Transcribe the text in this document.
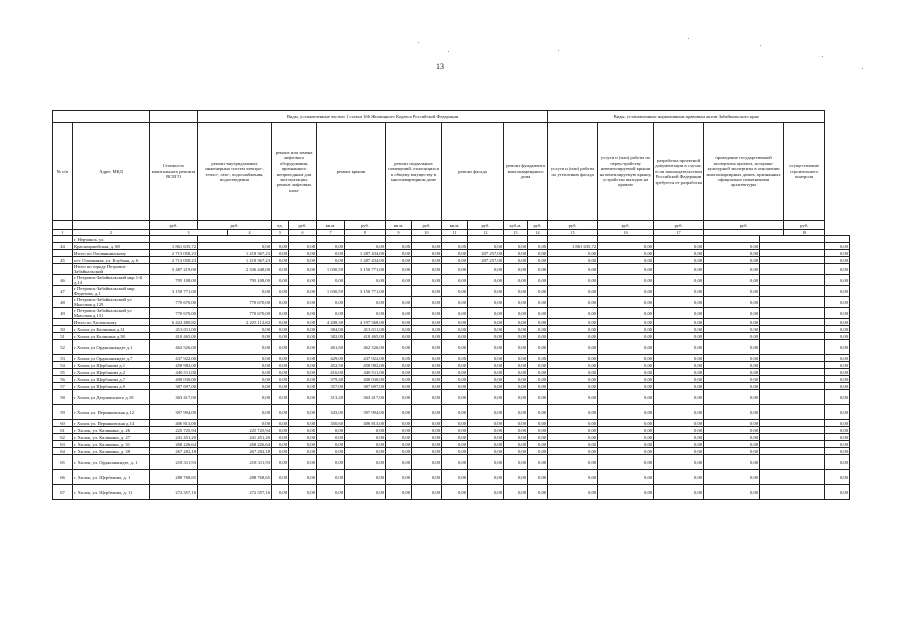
13
			Виды, установленные частью 1 статьи 166 Жилищного Кодекса Российской Федерации												Виды, установленные нормативным правовым актом Забайкальского края						
№ п/п	Адрес МКД	Стоимость капитального ремонта ВСЕГО	ремонт внутридомовых инженерных систем электро-, тепло-, газо-, водоснабжения, водоотведения		ремонт или замена лифтового оборудования, признанного непригодным для эксплуатации, ремонт лифтовых шахт		ремонт крыши		ремонт подвальных помещений, относящихся к общему имуществу в многоквартирном доме		ремонт фасада		ремонт фундамента многоквартирного дома		услуги и (или) работы по утеплению фасада	услуги и (или) работы по переустройству невентилируемой крыши на вентилируемую крышу, устройство выходов на кровлю	разработка проектной документации в случае, если законодательством Российской Федерации требуется ее разработка	проведение государственной экспертизы проекта, историко-культурной экспертизы в отношении многоквартирных домов, признанных официально памятниками архитектуры		осуществление строительного контроля	
		руб.	руб.		ед.	руб.	кв.м.	руб.	кв.м.	руб.	кв.м.	руб.	куб.м.	руб.	руб.	руб.	руб.	руб.		руб.	
1	2	3		4	5	6	7	8	9	10	11	12	13	14	15	16	17			18	
	г. Нерчинск, ул.																				
44	Красноармейская, д. 88	1 861 635,72	0,00		0,00	0,00	0,00	0,00	0,00	0,00	0,00	0,00	0,00	0,00	1 861 635,72	0,00	0,00	0,00			0,00
	Итого по Оловяннинскому	2 713 058,23	1 218 367,23		0,00	0,00	0,00	1 287 434,00	0,00	0,00	0,00	207 257,00	0,00	0,00	0,00	0,00	0,00	0,00			0,00
45	пгт. Оловянная, ул. Клубная, д. 6	2 713 058,23	1 218 367,23		0,00	0,00	0,00	1 287 434,00	0,00	0,00	0,00	207 257,00	0,00	0,00	0,00	0,00	0,00	0,00			0,00
	Итого по городу Петровск-Забайкальский	5 487 219,00	2 336 448,00		0,00	0,00	1 030,59	3 150 771,00	0,00	0,00	0,00	0,00	0,00	0,00	0,00	0,00	0,00	0,00			0,00
46	г Петровск-Забайкальский мкр 1-й д.14	795 108,00	795 108,00		0,00	0,00	0,00	0,00	0,00	0,00	0,00	0,00	0,00	0,00	0,00	0,00	0,00	0,00			0,00
47	г Петровск-Забайкальский мкр Федотова, д.1	3 150 771,00	0,00		0,00	0,00	1 030,59	3 150 771,00		0,00	0,00	0,00	0,00	0,00	0,00	0,00	0,00	0,00			0,00
48	г Петровск-Забайкальский ул Мысовая д.129	770 670,00	770 670,00		0,00	0,00	0,00	0,00	0,00	0,00	0,00	0,00	0,00	0,00	0,00	0,00	0,00	0,00			0,00
49	г Петровск-Забайкальский ул Мысовая д.131	770 670,00	770 670,00		0,00	0,00	0,00	0,00	0,00	0,00	0,00	0,00	0,00	0,00	0,00	0,00	0,00	0,00			0,00
	Итого по Хилокскому	6 422 480,82	2 225 112,82		0,00	0,00	4 208,30	4 197 368,00	0,00	0,00	0,00	0,00	0,00	0,00	0,00	0,00	0,00	0,00			0,00
50	г Хилок ул Калинина д.31	413 011,00	0,00		0,00	0,00	384,00	413 011,00	0,00	0,00	0,00	0,00	0,00	0,00	0,00	0,00	0,00	0,00			0,00
51	г Хилок ул Калинина д.38	410 465,00	0,00		0,00	0,00	382,00	410 465,00	0,00	0,00	0,00	0,00	0,00	0,00	0,00	0,00	0,00	0,00			0,00
52	г Хилок ул Орджоникидзе д.1	462 526,00	0,00		0,00	0,00	461,60	462 526,00	0,00	0,00	0,00	0,00	0,00	0,00	0,00	0,00	0,00	0,00			0,00
53	г Хилок ул Орджоникидзе д.7	437 922,00	0,00		0,00	0,00	429,00	437 922,00	0,00	0,00	0,00	0,00	0,00	0,00	0,00	0,00	0,00	0,00			0,00
54	г Хилок ул Щербакова д.1	458 982,00	0,00		0,00	0,00	452,50	458 982,00	0,00	0,00	0,00	0,00	0,00	0,00	0,00	0,00	0,00	0,00			0,00
55	г Хилок ул Щербакова д.2	440 511,00	0,00		0,00	0,00	416,00	440 511,00	0,00	0,00	0,00	0,00	0,00	0,00	0,00	0,00	0,00	0,00			0,00
56	г Хилок ул Щербакова д.7	408 030,00	0,00		0,00	0,00	379,40	408 030,00	0,00	0,00	0,00	0,00	0,00	0,00	0,00	0,00	0,00	0,00			0,00
57	г Хилок ул Щербакова д.9	387 697,00	0,00		0,00	0,00	357,00	387 697,00	0,00	0,00	0,00	0,00	0,00	0,00	0,00	0,00	0,00	0,00			0,00
58	г Хилок ул Дзержинского д.19	363 417,00	0,00		0,00	0,00	313,20	363 417,00	0,00	0,00	0,00	0,00	0,00	0,00	0,00	0,00	0,00	0,00			0,00
59	г Хилок ул. Пермяковская д.12	397 994,00	0,00		0,00	0,00	343,00	397 994,00	0,00	0,00	0,00	0,00	0,00	0,00	0,00	0,00	0,00	0,00			0,00
60	г Хилок ул. Пермяковская д.14	406 813,00	0,00		0,00	0,00	350,60	406 813,00	0,00	0,00	0,00	0,00	0,00	0,00	0,00	0,00	0,00	0,00			0,00
61	г. Хилок, ул. Калинина, д. 26	225 725,94	225 725,94		0,00	0,00	0,00	0,00	0,00	0,00	0,00	0,00	0,00	0,00	0,00	0,00	0,00	0,00			0,00
62	г. Хилок, ул. Калинина, д. 27	241 451,20	241 451,20		0,00	0,00	0,00	0,00	0,00	0,00	0,00	0,00	0,00	0,00	0,00	0,00	0,00	0,00			0,00
63	г. Хилок, ул. Калинина, д. 31	268 226,64	268 226,64		0,00	0,00	0,00	0,00	0,00	0,00	0,00	0,00	0,00	0,00	0,00	0,00	0,00	0,00			0,00
64	г. Хилок, ул. Калинина, д. 38	267 282,18	267 282,18		0,00	0,00	0,00	0,00	0,00	0,00	0,00	0,00	0,00	0,00	0,00	0,00	0,00	0,00			0,00
65	г. Хилок, ул. Орджоникидзе, д. 1	218 311,93	218 311,93		0,00	0,00	0,00	0,00	0,00	0,00	0,00	0,00	0,00	0,00	0,00	0,00	0,00	0,00			0,00
66	г. Хилок, ул. Щербакова, д. 1	288 768,65	288 768,65		0,00	0,00	0,00	0,00	0,00	0,00	0,00	0,00	0,00	0,00	0,00	0,00	0,00	0,00			0,00
67	г. Хилок, ул. Щербакова, д. 11	272 357,16	272 357,16		0,00	0,00	0,00	0,00	0,00	0,00	0,00	0,00	0,00	0,00	0,00	0,00	0,00	0,00			0,00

Objective
Reproduce every entry word for word, but omit the pictures.

Result of the task
Transcribe the text in this document.
13
			Виды, установленные частью 1 статьи 166 Жилищного Кодекса Российской Федерации												Виды, установленные нормативным правовым актом Забайкальского края						
№ п/п	Адрес МКД	Стоимость капитального ремонта ВСЕГО	ремонт внутридомовых инженерных систем электро-, тепло-, газо-, водоснабжения, водоотведения		ремонт или замена лифтового оборудования, признанного непригодным для эксплуатации, ремонт лифтовых шахт		ремонт крыши		ремонт подвальных помещений, относящихся к общему имуществу в многоквартирном доме		ремонт фасада		ремонт фундамента многоквартирного дома		услуги и (или) работы по утеплению фасада	услуги и (или) работы по переустройству невентилируемой крыши на вентилируемую крышу, устройство выходов на кровлю	разработка проектной документации в случае, если законодательством Российской Федерации требуется ее разработка	проведение государственной экспертизы проекта, историко-культурной экспертизы в отношении многоквартирных домов, признанных официально памятниками архитектуры		осуществление строительного контроля	
		руб.	руб.		ед.	руб.	кв.м.	руб.	кв.м.	руб.	кв.м.	руб.	куб.м.	руб.	руб.	руб.	руб.	руб.		руб.	
1	2	3		4	5	6	7	8	9	10	11	12	13	14	15	16	17			18	
	г. Нерчинск, ул.																				
44	Красноармейская, д. 88	1 861 635,72	0,00		0,00	0,00	0,00	0,00	0,00	0,00	0,00	0,00	0,00	0,00	1 861 635,72	0,00	0,00	0,00			0,00
	Итого по Оловяннинскому	2 713 058,23	1 218 367,23		0,00	0,00	0,00	1 287 434,00	0,00	0,00	0,00	207 257,00	0,00	0,00	0,00	0,00	0,00	0,00			0,00
45	пгт. Оловянная, ул. Клубная, д. 6	2 713 058,23	1 218 367,23		0,00	0,00	0,00	1 287 434,00	0,00	0,00	0,00	207 257,00	0,00	0,00	0,00	0,00	0,00	0,00			0,00
	Итого по городу Петровск-Забайкальский	5 487 219,00	2 336 448,00		0,00	0,00	1 030,59	3 150 771,00	0,00	0,00	0,00	0,00	0,00	0,00	0,00	0,00	0,00	0,00			0,00
46	г Петровск-Забайкальский мкр 1-й д.14	795 108,00	795 108,00		0,00	0,00	0,00	0,00	0,00	0,00	0,00	0,00	0,00	0,00	0,00	0,00	0,00	0,00			0,00
47	г Петровск-Забайкальский мкр Федотова, д.1	3 150 771,00	0,00		0,00	0,00	1 030,59	3 150 771,00		0,00	0,00	0,00	0,00	0,00	0,00	0,00	0,00	0,00			0,00
48	г Петровск-Забайкальский ул Мысовая д.129	770 670,00	770 670,00		0,00	0,00	0,00	0,00	0,00	0,00	0,00	0,00	0,00	0,00	0,00	0,00	0,00	0,00			0,00
49	г Петровск-Забайкальский ул Мысовая д.131	770 670,00	770 670,00		0,00	0,00	0,00	0,00	0,00	0,00	0,00	0,00	0,00	0,00	0,00	0,00	0,00	0,00			0,00
	Итого по Хилокскому	6 422 480,82	2 225 112,82		0,00	0,00	4 208,30	4 197 368,00	0,00	0,00	0,00	0,00	0,00	0,00	0,00	0,00	0,00	0,00			0,00
50	г Хилок ул Калинина д.31	413 011,00	0,00		0,00	0,00	384,00	413 011,00	0,00	0,00	0,00	0,00	0,00	0,00	0,00	0,00	0,00	0,00			0,00
51	г Хилок ул Калинина д.38	410 465,00	0,00		0,00	0,00	382,00	410 465,00	0,00	0,00	0,00	0,00	0,00	0,00	0,00	0,00	0,00	0,00			0,00
52	г Хилок ул Орджоникидзе д.1	462 526,00	0,00		0,00	0,00	461,60	462 526,00	0,00	0,00	0,00	0,00	0,00	0,00	0,00	0,00	0,00	0,00			0,00
53	г Хилок ул Орджоникидзе д.7	437 922,00	0,00		0,00	0,00	429,00	437 922,00	0,00	0,00	0,00	0,00	0,00	0,00	0,00	0,00	0,00	0,00			0,00
54	г Хилок ул Щербакова д.1	458 982,00	0,00		0,00	0,00	452,50	458 982,00	0,00	0,00	0,00	0,00	0,00	0,00	0,00	0,00	0,00	0,00			0,00
55	г Хилок ул Щербакова д.2	440 511,00	0,00		0,00	0,00	416,00	440 511,00	0,00	0,00	0,00	0,00	0,00	0,00	0,00	0,00	0,00	0,00			0,00
56	г Хилок ул Щербакова д.7	408 030,00	0,00		0,00	0,00	379,40	408 030,00	0,00	0,00	0,00	0,00	0,00	0,00	0,00	0,00	0,00	0,00			0,00
57	г Хилок ул Щербакова д.9	387 697,00	0,00		0,00	0,00	357,00	387 697,00	0,00	0,00	0,00	0,00	0,00	0,00	0,00	0,00	0,00	0,00			0,00
58	г Хилок ул Дзержинского д.19	363 417,00	0,00		0,00	0,00	313,20	363 417,00	0,00	0,00	0,00	0,00	0,00	0,00	0,00	0,00	0,00	0,00			0,00
59	г Хилок ул. Пермяковская д.12	397 994,00	0,00		0,00	0,00	343,00	397 994,00	0,00	0,00	0,00	0,00	0,00	0,00	0,00	0,00	0,00	0,00			0,00
60	г Хилок ул. Пермяковская д.14	406 813,00	0,00		0,00	0,00	350,60	406 813,00	0,00	0,00	0,00	0,00	0,00	0,00	0,00	0,00	0,00	0,00			0,00
61	г. Хилок, ул. Калинина, д. 26	225 725,94	225 725,94		0,00	0,00	0,00	0,00	0,00	0,00	0,00	0,00	0,00	0,00	0,00	0,00	0,00	0,00			0,00
62	г. Хилок, ул. Калинина, д. 27	241 451,20	241 451,20		0,00	0,00	0,00	0,00	0,00	0,00	0,00	0,00	0,00	0,00	0,00	0,00	0,00	0,00			0,00
63	г. Хилок, ул. Калинина, д. 31	268 226,64	268 226,64		0,00	0,00	0,00	0,00	0,00	0,00	0,00	0,00	0,00	0,00	0,00	0,00	0,00	0,00			0,00
64	г. Хилок, ул. Калинина, д. 38	267 282,18	267 282,18		0,00	0,00	0,00	0,00	0,00	0,00	0,00	0,00	0,00	0,00	0,00	0,00	0,00	0,00			0,00
65	г. Хилок, ул. Орджоникидзе, д. 1	218 311,93	218 311,93		0,00	0,00	0,00	0,00	0,00	0,00	0,00	0,00	0,00	0,00	0,00	0,00	0,00	0,00			0,00
66	г. Хилок, ул. Щербакова, д. 1	288 768,65	288 768,65		0,00	0,00	0,00	0,00	0,00	0,00	0,00	0,00	0,00	0,00	0,00	0,00	0,00	0,00			0,00
67	г. Хилок, ул. Щербакова, д. 11	272 357,16	272 357,16		0,00	0,00	0,00	0,00	0,00	0,00	0,00	0,00	0,00	0,00	0,00	0,00	0,00	0,00			0,00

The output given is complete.